§ WHAT IS ASKED
Go through the lines below and copy each one that holds the string "categories".

§ PROVIDED RECORDS

==============================

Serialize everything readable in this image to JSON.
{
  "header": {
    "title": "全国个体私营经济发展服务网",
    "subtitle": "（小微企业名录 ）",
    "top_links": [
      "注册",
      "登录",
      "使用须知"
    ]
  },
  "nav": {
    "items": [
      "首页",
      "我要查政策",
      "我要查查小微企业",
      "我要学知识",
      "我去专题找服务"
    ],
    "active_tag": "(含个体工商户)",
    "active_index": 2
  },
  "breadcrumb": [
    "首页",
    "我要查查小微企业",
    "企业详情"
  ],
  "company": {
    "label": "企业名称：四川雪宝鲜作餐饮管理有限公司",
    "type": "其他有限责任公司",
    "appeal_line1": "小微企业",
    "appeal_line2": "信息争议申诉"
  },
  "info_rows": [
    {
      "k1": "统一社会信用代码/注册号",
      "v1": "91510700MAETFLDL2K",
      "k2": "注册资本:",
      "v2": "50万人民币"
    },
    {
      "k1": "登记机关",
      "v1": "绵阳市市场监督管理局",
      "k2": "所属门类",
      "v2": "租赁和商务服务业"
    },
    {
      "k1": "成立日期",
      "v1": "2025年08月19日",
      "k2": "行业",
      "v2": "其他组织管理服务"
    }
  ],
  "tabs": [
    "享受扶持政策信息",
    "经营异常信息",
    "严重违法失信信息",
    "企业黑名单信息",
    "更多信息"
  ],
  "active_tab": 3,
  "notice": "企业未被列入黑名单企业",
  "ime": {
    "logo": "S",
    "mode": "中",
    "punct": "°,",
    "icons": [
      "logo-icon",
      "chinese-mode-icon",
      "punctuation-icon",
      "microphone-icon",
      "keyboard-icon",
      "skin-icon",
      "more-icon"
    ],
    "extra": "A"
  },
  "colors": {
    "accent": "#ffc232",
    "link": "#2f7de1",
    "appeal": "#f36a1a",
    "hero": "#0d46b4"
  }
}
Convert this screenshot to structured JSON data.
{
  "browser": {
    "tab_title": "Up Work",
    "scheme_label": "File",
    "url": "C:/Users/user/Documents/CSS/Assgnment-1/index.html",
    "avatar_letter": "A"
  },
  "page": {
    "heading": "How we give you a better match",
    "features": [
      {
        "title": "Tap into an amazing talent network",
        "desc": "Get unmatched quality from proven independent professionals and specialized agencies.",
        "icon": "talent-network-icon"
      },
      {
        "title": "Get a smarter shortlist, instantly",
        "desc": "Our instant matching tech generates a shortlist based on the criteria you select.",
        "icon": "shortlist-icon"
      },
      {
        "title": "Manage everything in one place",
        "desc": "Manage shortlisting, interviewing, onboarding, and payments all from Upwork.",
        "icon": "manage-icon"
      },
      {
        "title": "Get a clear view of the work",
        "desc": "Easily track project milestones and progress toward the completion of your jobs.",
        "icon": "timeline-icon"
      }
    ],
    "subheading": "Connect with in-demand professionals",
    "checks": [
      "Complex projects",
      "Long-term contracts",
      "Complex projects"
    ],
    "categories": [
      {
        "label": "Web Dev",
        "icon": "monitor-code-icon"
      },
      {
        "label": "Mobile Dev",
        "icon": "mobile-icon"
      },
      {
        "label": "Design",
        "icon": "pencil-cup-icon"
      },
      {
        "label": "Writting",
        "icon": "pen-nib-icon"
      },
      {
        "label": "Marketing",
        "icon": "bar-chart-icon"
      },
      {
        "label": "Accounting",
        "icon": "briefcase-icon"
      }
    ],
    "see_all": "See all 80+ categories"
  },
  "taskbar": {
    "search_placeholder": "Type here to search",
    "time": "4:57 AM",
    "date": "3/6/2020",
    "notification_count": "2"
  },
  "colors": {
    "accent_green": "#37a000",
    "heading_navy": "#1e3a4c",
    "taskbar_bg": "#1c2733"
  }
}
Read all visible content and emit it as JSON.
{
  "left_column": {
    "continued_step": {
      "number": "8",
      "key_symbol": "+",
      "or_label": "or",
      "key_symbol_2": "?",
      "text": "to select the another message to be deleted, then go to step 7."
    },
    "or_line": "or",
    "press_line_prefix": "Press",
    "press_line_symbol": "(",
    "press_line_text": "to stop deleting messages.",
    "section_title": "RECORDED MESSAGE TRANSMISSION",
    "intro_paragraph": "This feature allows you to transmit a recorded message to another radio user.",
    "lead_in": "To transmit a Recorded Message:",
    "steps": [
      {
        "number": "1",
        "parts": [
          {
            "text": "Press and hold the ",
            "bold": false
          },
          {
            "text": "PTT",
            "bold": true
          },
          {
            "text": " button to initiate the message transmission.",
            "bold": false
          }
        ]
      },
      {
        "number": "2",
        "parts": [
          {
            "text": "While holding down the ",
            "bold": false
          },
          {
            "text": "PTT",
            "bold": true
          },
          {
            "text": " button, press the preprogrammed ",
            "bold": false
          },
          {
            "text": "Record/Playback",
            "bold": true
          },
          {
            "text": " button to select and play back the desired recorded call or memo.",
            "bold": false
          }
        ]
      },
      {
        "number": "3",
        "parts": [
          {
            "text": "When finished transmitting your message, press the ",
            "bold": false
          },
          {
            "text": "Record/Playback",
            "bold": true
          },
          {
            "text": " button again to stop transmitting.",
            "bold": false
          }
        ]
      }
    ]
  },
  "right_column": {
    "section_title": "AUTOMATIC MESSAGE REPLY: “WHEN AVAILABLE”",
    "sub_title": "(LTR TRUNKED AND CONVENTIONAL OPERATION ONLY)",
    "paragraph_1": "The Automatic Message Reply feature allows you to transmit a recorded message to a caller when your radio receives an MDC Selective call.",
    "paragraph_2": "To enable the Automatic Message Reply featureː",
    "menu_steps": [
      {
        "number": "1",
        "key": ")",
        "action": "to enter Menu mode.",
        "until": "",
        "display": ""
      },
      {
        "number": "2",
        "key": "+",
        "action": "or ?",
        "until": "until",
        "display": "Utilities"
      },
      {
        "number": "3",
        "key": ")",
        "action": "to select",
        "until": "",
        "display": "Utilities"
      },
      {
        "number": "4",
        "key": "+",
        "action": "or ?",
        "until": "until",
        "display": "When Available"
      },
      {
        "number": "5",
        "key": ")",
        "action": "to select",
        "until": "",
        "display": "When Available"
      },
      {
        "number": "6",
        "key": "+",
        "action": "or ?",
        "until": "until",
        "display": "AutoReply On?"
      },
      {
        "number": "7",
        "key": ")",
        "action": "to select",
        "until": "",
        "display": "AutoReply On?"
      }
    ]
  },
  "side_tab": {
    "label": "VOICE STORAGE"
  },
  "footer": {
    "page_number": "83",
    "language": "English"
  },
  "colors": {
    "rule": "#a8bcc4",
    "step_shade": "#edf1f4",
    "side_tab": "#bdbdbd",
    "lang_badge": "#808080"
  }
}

==============================

§ RESPONSE TO THIS TASK
    "categories": [
    "see_all": "See all 80+ categories"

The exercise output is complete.